* Entries shown:
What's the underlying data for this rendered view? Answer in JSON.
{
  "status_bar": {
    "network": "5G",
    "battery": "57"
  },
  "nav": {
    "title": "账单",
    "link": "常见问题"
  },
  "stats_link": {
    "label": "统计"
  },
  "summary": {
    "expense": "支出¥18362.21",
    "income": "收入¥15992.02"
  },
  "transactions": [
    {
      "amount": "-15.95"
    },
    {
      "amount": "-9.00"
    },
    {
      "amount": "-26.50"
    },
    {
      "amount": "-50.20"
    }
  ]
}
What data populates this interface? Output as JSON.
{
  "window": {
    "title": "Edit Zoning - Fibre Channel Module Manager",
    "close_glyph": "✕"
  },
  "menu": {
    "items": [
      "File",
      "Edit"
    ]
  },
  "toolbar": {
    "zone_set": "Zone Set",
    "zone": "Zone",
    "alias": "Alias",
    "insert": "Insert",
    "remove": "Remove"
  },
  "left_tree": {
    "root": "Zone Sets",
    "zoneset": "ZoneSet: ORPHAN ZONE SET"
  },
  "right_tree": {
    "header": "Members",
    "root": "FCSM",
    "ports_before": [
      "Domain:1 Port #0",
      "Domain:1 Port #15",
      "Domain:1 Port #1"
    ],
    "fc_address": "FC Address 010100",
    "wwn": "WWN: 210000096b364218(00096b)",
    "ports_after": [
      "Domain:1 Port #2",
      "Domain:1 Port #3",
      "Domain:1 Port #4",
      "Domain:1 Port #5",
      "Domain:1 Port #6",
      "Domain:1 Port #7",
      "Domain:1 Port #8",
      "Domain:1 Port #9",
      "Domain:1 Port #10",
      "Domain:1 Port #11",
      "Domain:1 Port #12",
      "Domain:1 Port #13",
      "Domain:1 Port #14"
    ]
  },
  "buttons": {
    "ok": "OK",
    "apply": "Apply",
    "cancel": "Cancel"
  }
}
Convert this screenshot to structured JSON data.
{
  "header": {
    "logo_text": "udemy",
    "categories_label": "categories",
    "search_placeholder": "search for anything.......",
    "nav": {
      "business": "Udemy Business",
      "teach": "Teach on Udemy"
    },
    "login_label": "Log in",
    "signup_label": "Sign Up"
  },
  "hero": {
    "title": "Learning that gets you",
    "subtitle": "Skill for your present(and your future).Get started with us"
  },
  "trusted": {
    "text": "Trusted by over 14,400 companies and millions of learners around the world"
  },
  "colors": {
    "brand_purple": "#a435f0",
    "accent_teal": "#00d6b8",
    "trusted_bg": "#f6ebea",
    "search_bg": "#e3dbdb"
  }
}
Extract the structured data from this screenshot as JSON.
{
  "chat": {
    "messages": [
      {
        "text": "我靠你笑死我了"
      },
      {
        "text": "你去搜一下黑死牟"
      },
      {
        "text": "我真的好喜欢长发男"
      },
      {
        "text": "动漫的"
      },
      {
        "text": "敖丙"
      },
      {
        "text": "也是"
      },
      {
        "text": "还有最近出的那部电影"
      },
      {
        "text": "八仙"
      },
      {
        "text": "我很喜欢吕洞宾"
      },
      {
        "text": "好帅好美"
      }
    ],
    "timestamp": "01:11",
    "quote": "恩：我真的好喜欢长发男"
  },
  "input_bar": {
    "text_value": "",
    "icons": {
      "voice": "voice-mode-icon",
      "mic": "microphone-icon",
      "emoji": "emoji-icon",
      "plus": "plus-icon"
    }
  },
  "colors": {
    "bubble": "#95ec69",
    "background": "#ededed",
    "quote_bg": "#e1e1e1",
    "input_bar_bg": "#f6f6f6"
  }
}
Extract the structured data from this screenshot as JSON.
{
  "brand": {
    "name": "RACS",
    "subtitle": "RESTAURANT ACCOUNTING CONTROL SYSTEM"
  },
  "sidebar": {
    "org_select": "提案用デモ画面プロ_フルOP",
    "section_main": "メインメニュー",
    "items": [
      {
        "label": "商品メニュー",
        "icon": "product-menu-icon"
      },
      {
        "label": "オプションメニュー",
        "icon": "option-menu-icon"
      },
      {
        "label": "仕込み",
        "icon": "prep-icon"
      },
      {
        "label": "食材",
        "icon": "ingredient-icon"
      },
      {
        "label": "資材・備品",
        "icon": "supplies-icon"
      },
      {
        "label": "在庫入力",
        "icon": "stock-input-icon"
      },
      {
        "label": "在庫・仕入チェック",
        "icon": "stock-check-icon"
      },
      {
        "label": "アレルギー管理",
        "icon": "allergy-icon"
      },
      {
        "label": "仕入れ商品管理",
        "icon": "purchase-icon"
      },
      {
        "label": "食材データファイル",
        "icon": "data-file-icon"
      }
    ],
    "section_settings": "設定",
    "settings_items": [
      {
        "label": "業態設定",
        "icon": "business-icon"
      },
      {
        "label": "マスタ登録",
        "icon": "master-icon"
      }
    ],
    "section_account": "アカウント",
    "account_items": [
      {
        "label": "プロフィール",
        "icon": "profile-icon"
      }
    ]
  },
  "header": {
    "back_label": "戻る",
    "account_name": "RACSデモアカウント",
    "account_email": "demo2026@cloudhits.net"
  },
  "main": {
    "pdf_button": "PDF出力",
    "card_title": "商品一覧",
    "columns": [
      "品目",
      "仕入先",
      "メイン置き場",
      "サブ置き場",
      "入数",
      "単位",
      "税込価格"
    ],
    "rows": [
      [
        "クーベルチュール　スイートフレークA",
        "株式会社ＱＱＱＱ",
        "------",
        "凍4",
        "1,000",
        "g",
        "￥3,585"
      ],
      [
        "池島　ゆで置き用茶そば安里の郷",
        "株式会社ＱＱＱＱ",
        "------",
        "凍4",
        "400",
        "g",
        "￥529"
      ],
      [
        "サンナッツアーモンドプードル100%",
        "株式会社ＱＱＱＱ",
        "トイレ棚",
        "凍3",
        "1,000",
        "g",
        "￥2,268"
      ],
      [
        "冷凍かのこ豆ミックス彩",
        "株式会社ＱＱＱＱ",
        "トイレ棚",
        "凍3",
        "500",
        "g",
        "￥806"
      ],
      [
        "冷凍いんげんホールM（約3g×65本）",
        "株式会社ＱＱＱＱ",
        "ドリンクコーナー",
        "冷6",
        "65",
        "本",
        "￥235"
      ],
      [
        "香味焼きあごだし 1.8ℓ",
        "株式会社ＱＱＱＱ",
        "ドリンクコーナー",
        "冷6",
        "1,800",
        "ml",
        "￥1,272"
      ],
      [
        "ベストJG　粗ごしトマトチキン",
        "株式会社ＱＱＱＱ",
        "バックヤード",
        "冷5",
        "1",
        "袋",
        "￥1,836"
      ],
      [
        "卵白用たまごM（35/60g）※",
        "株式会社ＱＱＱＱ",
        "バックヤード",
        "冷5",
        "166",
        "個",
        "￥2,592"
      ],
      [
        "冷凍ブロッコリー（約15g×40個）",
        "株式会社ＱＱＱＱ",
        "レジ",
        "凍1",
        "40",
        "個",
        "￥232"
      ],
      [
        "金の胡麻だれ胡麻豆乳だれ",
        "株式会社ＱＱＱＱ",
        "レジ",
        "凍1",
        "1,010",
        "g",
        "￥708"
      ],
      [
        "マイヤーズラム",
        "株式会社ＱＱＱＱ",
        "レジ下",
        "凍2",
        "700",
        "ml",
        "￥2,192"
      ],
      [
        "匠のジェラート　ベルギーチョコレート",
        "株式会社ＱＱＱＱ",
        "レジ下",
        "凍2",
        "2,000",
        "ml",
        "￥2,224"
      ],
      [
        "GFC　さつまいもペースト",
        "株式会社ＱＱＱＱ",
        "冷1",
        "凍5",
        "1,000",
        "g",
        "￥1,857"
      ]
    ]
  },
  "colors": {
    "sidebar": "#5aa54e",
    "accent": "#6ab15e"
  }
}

* What is being asked: Show each line of the listing that holds the string "Edit".

* Written reply:
    "title": "Edit Zoning - Fibre Channel Module Manager",
      "Edit"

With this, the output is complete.